**What is expected**
Put the lines below into a numbered list, beginning with the first one and stopping after the line that contains "x-tick — [1035, 826, 1036, 834]". Leave out any blank lines.

╭─ Data for the task

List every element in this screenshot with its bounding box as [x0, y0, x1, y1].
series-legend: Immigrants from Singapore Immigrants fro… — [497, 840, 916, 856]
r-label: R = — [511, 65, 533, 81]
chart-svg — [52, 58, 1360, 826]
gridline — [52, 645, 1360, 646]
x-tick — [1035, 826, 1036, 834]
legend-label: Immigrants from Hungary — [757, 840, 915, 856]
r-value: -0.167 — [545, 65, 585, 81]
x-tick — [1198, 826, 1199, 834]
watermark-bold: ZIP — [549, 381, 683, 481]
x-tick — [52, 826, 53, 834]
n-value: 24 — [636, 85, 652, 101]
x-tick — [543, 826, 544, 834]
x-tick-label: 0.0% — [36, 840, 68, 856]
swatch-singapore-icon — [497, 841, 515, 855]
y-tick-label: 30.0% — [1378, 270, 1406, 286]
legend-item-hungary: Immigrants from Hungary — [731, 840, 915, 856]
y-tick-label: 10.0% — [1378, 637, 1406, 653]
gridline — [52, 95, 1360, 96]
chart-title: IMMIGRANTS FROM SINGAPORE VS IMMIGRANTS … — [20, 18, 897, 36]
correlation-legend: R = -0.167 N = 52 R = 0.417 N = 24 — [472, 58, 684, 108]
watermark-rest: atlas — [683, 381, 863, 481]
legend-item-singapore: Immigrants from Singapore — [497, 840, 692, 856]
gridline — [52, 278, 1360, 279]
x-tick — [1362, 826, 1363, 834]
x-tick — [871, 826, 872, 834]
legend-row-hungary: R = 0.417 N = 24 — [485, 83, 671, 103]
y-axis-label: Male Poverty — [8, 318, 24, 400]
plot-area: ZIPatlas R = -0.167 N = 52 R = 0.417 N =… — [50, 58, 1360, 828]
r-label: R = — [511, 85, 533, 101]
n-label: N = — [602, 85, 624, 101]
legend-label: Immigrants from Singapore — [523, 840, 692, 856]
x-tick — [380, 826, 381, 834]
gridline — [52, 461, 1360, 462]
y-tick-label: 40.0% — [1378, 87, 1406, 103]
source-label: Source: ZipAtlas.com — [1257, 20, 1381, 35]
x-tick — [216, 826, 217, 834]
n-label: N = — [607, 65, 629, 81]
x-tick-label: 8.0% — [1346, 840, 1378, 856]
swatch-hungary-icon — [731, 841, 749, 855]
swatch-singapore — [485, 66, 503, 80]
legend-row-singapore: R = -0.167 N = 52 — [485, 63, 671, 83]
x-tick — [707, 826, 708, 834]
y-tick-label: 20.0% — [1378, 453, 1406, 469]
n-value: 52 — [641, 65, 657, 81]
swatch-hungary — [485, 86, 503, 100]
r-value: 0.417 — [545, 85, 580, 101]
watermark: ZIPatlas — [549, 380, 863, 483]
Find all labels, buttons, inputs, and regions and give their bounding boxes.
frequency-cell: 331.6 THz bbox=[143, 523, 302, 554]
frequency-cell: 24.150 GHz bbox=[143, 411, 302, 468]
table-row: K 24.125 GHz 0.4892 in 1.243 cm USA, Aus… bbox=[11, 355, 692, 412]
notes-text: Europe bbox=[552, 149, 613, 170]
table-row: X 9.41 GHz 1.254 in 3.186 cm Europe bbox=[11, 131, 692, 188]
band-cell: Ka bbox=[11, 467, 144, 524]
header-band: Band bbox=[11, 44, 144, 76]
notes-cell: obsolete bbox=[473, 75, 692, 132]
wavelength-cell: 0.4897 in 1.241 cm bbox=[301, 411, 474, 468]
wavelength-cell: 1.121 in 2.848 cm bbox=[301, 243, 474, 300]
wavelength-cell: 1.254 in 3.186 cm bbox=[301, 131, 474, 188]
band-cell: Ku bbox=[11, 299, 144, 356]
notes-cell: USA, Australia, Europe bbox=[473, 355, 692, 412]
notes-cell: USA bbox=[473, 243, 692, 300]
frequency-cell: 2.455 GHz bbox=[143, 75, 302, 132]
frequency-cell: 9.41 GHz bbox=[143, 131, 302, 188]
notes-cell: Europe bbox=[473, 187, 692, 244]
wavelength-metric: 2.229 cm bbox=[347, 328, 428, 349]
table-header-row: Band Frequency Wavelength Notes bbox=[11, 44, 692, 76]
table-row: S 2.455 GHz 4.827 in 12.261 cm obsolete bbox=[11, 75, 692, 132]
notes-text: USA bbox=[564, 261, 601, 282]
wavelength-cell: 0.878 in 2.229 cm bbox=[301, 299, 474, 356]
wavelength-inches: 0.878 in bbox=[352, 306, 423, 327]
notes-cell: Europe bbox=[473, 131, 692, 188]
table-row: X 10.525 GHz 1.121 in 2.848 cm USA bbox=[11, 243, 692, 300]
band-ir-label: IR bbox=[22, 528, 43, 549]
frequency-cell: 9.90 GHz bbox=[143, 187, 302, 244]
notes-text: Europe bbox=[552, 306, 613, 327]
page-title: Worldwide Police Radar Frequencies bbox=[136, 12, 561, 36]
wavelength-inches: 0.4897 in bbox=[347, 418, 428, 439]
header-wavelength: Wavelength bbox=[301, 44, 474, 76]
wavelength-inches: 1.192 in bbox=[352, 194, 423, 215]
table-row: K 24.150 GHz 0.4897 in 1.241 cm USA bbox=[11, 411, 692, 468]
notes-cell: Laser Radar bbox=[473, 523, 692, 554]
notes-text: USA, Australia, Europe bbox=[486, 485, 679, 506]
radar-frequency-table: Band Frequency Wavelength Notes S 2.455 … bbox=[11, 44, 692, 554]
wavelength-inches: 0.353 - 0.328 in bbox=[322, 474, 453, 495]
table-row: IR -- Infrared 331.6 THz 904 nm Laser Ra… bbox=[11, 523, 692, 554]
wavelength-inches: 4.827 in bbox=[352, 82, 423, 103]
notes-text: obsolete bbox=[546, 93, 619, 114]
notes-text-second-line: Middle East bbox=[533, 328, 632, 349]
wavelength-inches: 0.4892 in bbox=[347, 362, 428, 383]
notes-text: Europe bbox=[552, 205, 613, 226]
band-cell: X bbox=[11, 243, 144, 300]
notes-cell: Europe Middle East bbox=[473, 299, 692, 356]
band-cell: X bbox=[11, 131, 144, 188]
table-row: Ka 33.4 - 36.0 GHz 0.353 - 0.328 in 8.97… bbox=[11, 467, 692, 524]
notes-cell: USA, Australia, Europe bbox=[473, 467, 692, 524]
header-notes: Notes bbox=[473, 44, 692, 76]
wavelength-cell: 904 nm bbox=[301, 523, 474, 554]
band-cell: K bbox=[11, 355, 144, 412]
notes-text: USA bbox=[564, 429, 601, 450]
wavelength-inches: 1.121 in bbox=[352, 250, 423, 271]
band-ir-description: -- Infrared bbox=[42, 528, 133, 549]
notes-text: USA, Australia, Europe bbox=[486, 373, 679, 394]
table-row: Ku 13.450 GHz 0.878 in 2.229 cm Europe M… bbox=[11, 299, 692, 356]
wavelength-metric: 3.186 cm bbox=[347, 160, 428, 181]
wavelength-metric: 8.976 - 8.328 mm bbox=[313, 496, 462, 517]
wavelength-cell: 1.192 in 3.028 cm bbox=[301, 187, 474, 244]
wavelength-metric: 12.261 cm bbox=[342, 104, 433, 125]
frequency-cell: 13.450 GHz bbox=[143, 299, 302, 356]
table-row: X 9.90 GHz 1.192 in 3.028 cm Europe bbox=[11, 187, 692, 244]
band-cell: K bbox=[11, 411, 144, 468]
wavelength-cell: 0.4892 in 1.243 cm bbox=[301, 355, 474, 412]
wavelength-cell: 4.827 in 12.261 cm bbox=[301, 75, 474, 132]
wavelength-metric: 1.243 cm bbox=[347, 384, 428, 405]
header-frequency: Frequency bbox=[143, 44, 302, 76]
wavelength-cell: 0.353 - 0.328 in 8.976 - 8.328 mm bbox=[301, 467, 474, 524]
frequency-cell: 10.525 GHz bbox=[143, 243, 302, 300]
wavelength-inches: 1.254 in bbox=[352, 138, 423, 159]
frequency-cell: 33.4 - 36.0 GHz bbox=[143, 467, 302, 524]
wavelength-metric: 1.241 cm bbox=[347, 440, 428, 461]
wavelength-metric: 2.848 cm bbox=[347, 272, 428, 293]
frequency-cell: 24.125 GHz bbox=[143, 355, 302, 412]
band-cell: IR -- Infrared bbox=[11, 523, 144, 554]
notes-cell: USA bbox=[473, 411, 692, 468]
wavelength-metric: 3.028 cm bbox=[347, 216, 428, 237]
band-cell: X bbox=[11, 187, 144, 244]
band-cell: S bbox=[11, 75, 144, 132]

╰─

**The completed task**
1. List every element in this screenshot with its bounding box as [x0, y0, x1, y1].
2. series-legend: Immigrants from Singapore Immigrants fro… — [497, 840, 916, 856]
3. r-label: R = — [511, 65, 533, 81]
4. chart-svg — [52, 58, 1360, 826]
5. gridline — [52, 645, 1360, 646]
6. x-tick — [1035, 826, 1036, 834]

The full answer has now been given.